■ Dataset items
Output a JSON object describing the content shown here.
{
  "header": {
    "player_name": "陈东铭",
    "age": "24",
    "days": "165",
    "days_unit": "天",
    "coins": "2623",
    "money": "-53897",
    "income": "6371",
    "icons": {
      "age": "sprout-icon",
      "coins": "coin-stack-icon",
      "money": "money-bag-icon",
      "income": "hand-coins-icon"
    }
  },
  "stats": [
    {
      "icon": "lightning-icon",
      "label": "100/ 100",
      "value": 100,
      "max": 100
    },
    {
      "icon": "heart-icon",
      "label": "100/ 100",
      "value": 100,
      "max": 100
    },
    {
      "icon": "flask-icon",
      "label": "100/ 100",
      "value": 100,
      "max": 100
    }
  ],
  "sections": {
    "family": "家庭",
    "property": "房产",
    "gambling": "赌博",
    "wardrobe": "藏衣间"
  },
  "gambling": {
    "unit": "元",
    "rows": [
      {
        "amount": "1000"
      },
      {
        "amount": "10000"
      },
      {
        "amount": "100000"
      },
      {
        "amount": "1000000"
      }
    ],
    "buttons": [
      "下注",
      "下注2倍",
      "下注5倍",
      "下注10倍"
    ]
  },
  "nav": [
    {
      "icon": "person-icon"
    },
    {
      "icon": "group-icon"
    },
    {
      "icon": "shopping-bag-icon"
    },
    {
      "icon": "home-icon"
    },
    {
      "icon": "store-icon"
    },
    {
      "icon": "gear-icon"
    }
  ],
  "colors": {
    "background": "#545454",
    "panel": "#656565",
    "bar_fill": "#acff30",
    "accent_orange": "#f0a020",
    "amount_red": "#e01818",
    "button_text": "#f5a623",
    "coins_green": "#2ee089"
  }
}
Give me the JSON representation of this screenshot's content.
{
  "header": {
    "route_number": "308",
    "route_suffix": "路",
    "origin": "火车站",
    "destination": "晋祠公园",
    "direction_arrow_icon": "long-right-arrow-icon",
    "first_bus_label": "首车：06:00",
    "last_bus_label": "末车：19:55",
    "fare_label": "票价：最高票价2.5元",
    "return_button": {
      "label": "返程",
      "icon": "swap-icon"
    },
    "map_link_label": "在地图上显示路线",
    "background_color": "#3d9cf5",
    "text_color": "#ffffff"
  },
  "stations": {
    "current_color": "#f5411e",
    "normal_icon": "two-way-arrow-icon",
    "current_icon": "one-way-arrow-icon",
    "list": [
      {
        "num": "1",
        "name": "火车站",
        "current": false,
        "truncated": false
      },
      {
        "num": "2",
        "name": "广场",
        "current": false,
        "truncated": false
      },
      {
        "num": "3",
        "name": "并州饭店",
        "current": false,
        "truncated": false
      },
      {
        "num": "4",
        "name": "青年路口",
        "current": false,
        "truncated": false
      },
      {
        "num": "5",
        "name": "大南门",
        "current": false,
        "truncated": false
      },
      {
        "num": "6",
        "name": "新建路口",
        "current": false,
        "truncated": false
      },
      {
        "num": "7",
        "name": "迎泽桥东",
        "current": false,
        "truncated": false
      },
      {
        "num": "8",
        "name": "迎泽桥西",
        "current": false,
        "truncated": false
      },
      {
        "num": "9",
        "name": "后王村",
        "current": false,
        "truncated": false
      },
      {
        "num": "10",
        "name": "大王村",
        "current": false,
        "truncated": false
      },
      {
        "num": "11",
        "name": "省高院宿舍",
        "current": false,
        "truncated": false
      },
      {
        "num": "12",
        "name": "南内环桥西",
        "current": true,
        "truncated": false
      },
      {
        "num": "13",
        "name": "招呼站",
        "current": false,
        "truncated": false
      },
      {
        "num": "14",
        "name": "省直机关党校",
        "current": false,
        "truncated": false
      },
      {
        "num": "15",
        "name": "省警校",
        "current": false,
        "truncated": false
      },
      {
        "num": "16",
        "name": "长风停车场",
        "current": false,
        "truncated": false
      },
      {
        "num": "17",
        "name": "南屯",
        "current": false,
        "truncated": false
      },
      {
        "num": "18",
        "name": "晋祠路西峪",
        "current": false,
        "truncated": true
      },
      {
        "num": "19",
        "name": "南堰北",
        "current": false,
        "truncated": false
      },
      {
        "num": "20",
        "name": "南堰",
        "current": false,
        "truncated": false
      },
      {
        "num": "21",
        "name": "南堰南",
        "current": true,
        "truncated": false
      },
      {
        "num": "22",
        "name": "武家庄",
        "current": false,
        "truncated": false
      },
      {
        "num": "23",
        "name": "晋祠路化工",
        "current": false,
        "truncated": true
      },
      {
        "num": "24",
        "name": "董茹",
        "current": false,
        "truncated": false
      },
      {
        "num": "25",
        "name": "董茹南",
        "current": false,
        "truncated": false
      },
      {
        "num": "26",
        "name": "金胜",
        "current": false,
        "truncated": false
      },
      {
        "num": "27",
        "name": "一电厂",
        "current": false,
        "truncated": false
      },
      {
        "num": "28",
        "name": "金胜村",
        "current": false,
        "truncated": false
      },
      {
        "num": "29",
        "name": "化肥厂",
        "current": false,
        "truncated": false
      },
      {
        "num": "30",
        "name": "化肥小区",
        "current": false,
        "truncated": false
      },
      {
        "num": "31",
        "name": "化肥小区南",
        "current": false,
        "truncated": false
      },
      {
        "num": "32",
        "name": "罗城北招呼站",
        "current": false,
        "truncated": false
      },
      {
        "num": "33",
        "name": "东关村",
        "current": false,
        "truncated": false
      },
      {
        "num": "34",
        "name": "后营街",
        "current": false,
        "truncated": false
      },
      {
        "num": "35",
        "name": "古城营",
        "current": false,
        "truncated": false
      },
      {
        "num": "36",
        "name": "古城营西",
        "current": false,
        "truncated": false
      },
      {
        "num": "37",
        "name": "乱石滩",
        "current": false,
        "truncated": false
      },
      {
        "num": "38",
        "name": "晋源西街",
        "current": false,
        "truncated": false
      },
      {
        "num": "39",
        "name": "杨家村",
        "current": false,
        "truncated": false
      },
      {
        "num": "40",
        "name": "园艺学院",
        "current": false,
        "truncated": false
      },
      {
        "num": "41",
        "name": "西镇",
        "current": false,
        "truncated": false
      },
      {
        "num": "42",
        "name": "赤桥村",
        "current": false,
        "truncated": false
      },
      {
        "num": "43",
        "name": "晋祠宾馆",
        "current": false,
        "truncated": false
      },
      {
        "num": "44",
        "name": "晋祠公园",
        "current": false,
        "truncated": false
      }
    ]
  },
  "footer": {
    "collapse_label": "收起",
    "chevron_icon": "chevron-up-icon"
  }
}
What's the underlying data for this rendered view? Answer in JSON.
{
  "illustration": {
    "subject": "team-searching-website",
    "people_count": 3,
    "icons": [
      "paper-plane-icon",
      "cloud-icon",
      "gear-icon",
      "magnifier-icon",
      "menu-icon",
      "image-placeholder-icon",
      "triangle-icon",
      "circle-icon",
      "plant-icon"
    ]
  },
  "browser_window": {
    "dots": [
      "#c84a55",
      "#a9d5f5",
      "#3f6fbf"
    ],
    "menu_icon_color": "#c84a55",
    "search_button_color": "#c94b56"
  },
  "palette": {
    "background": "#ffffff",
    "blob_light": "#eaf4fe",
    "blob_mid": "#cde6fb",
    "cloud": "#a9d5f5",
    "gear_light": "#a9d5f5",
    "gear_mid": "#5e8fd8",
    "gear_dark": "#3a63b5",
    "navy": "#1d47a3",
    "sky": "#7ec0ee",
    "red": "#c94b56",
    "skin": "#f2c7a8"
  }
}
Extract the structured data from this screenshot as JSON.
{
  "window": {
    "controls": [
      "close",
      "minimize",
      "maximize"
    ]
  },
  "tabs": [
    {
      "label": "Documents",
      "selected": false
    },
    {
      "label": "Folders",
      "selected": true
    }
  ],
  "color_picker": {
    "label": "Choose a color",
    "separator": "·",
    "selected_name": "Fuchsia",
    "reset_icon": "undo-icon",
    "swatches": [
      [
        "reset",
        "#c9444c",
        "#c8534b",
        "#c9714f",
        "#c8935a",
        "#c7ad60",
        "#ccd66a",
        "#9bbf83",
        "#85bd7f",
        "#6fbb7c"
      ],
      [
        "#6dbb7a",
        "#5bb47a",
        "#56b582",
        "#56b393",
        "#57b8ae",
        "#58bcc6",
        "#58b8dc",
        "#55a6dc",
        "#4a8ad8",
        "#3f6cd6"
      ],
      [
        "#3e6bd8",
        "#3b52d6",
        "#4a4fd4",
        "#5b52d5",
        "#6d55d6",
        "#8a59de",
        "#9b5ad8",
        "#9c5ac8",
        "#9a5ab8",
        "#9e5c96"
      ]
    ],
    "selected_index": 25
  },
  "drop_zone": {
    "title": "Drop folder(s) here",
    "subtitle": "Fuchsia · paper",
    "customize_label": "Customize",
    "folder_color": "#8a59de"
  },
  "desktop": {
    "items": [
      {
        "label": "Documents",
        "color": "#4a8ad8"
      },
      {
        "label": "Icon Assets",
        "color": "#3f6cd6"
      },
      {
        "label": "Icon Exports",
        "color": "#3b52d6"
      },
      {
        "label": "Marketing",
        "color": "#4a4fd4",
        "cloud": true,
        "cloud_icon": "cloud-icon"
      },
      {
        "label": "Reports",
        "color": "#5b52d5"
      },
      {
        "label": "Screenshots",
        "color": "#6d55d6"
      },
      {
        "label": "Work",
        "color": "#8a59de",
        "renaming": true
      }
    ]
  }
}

■ What to work on
Scan the lines for the string "this". Copy out each line that matches.

■ Answer for the task
Give me the JSON representation of this screenshot's content.
What's the underlying data for this rendered view? Answer in JSON.
Extract the structured data from this screenshot as JSON.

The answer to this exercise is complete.